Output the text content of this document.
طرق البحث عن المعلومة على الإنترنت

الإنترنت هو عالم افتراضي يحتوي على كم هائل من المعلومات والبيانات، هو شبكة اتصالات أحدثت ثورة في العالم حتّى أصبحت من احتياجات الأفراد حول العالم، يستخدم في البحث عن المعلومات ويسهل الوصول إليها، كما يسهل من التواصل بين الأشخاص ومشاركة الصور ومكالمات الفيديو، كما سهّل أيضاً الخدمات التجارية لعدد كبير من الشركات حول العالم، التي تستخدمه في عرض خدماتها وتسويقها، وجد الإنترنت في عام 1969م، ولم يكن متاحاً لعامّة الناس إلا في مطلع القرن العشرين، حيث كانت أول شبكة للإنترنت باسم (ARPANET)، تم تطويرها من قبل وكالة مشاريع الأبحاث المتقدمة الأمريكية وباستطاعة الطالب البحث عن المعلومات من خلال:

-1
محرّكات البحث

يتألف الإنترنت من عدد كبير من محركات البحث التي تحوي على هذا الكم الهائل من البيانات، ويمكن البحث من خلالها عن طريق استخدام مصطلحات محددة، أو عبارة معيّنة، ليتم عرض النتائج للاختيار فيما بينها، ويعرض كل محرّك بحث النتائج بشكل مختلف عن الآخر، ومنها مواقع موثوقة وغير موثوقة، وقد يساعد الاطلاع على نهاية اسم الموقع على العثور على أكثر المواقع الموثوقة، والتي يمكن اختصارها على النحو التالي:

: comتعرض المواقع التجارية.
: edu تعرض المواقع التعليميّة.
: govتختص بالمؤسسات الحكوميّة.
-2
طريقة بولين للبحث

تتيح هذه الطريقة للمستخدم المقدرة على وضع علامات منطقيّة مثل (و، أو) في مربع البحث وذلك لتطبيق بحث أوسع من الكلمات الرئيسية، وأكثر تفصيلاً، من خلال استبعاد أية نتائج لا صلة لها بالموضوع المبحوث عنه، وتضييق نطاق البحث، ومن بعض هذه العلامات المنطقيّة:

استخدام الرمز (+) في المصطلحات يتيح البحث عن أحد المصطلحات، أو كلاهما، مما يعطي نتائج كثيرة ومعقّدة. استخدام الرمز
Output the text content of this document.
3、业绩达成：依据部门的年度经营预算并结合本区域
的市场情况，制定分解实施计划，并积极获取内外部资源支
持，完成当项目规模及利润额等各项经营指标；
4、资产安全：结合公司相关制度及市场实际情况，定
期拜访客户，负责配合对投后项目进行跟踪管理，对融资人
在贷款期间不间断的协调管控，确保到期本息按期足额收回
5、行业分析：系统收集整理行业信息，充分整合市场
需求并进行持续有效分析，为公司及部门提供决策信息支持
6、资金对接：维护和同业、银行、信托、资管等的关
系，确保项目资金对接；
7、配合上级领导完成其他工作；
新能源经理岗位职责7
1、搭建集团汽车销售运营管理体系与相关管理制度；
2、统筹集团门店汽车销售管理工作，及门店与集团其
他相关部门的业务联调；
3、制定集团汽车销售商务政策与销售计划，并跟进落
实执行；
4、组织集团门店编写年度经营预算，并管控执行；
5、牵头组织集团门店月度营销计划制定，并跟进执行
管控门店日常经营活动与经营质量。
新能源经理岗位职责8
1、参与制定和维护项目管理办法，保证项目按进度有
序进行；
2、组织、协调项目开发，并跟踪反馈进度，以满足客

========================

### To be done:
Go through the material above line by line and copy it exactly.

### Correct output:
Output the text content of this document.
طرق البحث عن المعلومة على الإنترنت

الإنترنت هو عالم افتراضي يحتوي على كم هائل من المعلومات والبيانات، هو شبكة اتصالات أحدثت ثورة في العالم حتّى أصبحت من احتياجات الأفراد حول العالم، يستخدم في البحث عن المعلومات ويسهل الوصول إليها، كما يسهل من التواصل بين الأشخاص ومشاركة الصور ومكالمات الفيديو، كما سهّل أيضاً الخدمات التجارية لعدد كبير من الشركات حول العالم، التي تستخدمه في عرض خدماتها وتسويقها، وجد الإنترنت في عام 1969م، ولم يكن متاحاً لعامّة الناس إلا في مطلع القرن العشرين، حيث كانت أول شبكة للإنترنت باسم (ARPANET)، تم تطويرها من قبل وكالة مشاريع الأبحاث المتقدمة الأمريكية وباستطاعة الطالب البحث عن المعلومات من خلال:

-1
محرّكات البحث

يتألف الإنترنت من عدد كبير من محركات البحث التي تحوي على هذا الكم الهائل من البيانات، ويمكن البحث من خلالها عن طريق استخدام مصطلحات محددة، أو عبارة معيّنة، ليتم عرض النتائج للاختيار فيما بينها، ويعرض كل محرّك بحث النتائج بشكل مختلف عن الآخر، ومنها مواقع موثوقة وغير موثوقة، وقد يساعد الاطلاع على نهاية اسم الموقع على العثور على أكثر المواقع الموثوقة، والتي يمكن اختصارها على النحو التالي:

: comتعرض المواقع التجارية.
: edu تعرض المواقع التعليميّة.
: govتختص بالمؤسسات الحكوميّة.
-2
طريقة بولين للبحث

تتيح هذه الطريقة للمستخدم المقدرة على وضع علامات منطقيّة مثل (و، أو) في مربع البحث وذلك لتطبيق بحث أوسع من الكلمات الرئيسية، وأكثر تفصيلاً، من خلال استبعاد أية نتائج لا صلة لها بالموضوع المبحوث عنه، وتضييق نطاق البحث، ومن بعض هذه العلامات المنطقيّة:

استخدام الرمز (+) في المصطلحات يتيح البحث عن أحد المصطلحات، أو كلاهما، مما يعطي نتائج كثيرة ومعقّدة. استخدام الرمز
Output the text content of this document.
3、业绩达成：依据部门的年度经营预算并结合本区域
的市场情况，制定分解实施计划，并积极获取内外部资源支
持，完成当项目规模及利润额等各项经营指标；
4、资产安全：结合公司相关制度及市场实际情况，定
期拜访客户，负责配合对投后项目进行跟踪管理，对融资人
在贷款期间不间断的协调管控，确保到期本息按期足额收回
5、行业分析：系统收集整理行业信息，充分整合市场
需求并进行持续有效分析，为公司及部门提供决策信息支持
6、资金对接：维护和同业、银行、信托、资管等的关
系，确保项目资金对接；
7、配合上级领导完成其他工作；
新能源经理岗位职责7
1、搭建集团汽车销售运营管理体系与相关管理制度；
2、统筹集团门店汽车销售管理工作，及门店与集团其
他相关部门的业务联调；
3、制定集团汽车销售商务政策与销售计划，并跟进落
实执行；
4、组织集团门店编写年度经营预算，并管控执行；
5、牵头组织集团门店月度营销计划制定，并跟进执行
管控门店日常经营活动与经营质量。
新能源经理岗位职责8
1、参与制定和维护项目管理办法，保证项目按进度有
序进行；
2、组织、协调项目开发，并跟踪反馈进度，以满足客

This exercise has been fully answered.